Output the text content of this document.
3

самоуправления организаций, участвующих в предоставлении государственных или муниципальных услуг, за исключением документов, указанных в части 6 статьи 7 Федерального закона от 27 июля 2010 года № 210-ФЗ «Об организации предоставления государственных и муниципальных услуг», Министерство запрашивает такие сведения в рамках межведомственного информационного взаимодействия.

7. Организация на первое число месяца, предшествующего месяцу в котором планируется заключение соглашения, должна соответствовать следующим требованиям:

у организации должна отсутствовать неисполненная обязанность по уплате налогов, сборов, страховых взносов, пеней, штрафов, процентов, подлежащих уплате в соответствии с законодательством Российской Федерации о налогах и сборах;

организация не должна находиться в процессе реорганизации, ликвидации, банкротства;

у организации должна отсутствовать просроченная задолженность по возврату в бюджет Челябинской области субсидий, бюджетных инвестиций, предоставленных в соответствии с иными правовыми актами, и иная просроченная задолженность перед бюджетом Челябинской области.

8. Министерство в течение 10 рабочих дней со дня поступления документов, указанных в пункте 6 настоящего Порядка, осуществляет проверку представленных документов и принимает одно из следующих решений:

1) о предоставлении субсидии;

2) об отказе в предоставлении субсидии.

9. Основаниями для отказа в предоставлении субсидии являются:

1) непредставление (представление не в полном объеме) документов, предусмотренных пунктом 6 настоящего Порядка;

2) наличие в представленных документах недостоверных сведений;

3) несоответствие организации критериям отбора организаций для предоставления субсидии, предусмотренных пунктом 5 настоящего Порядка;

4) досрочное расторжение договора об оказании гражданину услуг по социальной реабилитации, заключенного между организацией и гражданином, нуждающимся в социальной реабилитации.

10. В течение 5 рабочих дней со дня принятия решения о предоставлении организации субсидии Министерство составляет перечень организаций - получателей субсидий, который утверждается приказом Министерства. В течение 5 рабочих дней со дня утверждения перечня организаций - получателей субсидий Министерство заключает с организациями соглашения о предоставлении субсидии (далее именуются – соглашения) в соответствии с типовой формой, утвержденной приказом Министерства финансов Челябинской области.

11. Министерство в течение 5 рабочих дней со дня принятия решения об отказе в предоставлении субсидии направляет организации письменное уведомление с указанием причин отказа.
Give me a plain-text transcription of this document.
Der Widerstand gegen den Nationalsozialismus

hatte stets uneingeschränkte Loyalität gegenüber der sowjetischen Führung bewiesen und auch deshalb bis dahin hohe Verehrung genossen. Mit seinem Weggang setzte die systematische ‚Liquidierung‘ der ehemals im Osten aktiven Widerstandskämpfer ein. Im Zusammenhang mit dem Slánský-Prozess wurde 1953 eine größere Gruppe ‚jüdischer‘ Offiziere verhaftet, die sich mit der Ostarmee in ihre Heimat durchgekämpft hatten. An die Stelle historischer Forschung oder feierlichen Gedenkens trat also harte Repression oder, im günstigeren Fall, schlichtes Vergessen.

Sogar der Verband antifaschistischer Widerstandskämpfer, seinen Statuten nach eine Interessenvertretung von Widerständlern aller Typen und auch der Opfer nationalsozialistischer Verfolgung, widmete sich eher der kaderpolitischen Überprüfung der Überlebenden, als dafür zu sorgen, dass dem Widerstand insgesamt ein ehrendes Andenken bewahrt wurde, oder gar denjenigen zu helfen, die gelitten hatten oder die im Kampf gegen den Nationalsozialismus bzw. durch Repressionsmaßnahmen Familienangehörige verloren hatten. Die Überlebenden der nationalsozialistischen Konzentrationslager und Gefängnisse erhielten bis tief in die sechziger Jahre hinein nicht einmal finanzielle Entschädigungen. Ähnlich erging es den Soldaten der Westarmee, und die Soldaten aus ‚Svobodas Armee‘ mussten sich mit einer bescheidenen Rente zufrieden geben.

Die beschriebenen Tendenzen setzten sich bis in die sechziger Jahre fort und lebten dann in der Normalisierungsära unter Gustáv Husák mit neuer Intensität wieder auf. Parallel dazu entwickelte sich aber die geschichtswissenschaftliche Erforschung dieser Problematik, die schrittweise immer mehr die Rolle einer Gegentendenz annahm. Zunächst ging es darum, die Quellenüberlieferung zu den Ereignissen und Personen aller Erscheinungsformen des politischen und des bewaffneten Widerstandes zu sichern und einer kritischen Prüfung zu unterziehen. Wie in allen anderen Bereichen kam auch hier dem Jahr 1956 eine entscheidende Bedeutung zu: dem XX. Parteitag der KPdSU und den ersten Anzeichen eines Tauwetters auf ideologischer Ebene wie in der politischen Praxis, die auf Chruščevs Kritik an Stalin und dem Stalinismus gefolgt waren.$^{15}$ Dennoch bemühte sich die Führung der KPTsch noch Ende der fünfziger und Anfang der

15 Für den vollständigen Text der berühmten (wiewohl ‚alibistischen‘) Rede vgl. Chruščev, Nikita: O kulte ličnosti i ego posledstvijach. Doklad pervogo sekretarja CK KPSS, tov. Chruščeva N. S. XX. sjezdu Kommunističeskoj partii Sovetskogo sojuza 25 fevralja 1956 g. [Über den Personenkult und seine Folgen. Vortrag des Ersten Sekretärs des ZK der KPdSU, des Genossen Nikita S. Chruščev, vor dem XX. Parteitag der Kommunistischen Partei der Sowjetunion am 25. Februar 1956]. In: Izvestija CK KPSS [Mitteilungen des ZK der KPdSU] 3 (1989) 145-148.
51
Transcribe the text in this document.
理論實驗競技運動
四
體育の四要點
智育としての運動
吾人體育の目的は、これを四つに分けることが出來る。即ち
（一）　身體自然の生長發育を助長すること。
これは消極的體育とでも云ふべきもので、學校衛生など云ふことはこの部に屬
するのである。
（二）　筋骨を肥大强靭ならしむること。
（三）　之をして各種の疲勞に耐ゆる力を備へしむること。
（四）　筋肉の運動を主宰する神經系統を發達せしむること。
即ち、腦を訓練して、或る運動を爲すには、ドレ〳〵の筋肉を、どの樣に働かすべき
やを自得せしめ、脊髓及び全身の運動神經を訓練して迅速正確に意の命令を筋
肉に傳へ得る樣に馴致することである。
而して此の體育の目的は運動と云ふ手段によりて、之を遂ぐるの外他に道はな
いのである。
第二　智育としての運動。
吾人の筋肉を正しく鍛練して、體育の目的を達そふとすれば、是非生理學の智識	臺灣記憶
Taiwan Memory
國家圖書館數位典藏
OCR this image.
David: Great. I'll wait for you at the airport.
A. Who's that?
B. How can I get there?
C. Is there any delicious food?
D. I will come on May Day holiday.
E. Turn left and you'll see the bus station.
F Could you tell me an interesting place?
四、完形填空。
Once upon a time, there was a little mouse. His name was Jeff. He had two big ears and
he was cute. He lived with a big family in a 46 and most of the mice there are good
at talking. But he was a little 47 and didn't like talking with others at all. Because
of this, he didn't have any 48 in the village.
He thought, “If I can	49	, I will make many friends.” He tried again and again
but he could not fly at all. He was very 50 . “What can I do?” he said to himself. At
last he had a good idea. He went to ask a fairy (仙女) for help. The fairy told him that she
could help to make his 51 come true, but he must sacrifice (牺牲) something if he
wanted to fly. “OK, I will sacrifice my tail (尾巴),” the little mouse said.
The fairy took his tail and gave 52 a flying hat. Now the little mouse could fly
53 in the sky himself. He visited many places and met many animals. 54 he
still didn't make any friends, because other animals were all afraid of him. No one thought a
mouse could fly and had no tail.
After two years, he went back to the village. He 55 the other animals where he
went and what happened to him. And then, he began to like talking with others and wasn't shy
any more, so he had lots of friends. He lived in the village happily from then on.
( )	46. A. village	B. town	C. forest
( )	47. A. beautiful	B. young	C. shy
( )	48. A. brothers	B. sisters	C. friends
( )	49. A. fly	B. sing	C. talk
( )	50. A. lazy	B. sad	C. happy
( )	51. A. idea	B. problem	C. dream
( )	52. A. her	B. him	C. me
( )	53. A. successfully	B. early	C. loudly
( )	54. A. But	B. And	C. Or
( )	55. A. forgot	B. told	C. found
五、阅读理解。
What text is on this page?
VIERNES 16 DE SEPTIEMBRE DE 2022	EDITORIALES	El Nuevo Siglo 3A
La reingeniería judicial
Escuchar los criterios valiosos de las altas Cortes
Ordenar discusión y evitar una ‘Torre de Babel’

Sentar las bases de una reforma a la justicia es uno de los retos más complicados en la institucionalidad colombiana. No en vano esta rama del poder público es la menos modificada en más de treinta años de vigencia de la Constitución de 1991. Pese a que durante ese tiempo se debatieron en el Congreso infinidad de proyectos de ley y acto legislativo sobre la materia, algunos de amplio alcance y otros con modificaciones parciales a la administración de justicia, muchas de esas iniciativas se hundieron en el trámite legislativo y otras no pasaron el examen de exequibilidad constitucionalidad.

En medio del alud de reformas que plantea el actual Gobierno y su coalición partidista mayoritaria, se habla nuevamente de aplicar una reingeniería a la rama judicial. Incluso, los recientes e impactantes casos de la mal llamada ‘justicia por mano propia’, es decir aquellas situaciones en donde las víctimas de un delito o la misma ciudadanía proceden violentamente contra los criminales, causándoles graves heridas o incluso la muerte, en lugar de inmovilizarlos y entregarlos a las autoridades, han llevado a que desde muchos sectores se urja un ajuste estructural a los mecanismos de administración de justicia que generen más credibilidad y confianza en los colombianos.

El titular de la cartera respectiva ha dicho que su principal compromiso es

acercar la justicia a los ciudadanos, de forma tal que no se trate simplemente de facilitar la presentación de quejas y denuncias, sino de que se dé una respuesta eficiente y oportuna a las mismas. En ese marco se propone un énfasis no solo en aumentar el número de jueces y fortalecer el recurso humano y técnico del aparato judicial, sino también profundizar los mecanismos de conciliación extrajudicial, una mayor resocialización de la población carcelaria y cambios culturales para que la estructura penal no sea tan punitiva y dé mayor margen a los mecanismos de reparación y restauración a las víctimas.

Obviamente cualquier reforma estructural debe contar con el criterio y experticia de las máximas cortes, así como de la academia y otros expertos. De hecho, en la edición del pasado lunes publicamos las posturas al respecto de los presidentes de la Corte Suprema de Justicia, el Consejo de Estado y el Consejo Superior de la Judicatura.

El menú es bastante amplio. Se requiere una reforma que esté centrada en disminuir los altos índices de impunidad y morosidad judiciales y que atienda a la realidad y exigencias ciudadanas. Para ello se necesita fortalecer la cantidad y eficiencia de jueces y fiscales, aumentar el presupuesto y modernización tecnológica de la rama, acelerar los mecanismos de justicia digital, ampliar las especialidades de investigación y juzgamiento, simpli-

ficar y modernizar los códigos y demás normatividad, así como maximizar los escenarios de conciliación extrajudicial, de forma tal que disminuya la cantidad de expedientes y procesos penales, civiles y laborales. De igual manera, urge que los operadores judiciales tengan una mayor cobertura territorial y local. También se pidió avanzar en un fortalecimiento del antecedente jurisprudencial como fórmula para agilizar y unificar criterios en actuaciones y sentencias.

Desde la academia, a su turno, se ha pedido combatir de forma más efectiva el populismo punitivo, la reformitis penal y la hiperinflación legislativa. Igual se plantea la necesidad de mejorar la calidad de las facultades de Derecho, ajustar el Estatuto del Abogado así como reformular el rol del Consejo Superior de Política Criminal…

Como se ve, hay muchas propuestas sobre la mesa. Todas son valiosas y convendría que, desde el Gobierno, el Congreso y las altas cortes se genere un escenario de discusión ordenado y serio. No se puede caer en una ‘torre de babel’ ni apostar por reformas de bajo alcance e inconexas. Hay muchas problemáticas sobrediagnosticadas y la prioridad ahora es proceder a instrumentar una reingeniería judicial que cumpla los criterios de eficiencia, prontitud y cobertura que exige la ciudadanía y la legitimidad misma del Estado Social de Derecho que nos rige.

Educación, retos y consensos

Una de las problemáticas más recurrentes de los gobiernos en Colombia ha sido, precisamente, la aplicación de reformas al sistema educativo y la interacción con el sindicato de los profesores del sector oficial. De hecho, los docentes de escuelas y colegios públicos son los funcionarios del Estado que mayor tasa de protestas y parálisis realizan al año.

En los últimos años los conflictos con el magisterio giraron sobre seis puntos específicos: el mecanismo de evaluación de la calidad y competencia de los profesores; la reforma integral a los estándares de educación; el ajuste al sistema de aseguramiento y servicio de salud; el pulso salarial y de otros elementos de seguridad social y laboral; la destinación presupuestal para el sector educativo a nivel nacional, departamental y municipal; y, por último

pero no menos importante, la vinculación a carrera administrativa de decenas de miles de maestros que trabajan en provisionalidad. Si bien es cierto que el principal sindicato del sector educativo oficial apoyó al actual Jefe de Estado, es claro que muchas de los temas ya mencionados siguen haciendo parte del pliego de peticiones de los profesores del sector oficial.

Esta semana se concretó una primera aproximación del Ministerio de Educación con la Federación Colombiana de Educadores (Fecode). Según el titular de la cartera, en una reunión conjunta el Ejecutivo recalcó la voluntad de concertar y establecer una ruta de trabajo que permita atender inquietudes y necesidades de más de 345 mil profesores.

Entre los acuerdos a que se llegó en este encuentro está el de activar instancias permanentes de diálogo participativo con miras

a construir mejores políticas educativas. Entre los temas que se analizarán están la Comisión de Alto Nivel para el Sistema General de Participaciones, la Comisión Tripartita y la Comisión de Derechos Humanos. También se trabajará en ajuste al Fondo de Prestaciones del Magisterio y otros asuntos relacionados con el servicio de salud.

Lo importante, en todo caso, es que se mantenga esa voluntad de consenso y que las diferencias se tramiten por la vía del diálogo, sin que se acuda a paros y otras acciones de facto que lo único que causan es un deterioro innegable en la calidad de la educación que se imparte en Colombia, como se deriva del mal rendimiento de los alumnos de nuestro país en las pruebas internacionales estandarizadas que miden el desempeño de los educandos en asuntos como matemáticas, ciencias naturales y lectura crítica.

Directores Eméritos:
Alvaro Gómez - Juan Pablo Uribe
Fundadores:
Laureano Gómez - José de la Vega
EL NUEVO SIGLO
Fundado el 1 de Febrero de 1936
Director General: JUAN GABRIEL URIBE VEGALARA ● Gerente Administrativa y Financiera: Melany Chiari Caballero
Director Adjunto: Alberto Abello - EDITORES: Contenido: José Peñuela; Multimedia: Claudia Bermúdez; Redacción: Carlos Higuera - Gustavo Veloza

-*-*-

[What is needed]
Take each line containing the string "mouse" and copy it out.

[Complete response]
Once upon a time, there was a little mouse. His name was Jeff. He had two big ears and
wanted to fly. “OK, I will sacrifice my tail (尾巴),” the little mouse said.
The fairy took his tail and gave 52 a flying hat. Now the little mouse could fly
mouse could fly and had no tail.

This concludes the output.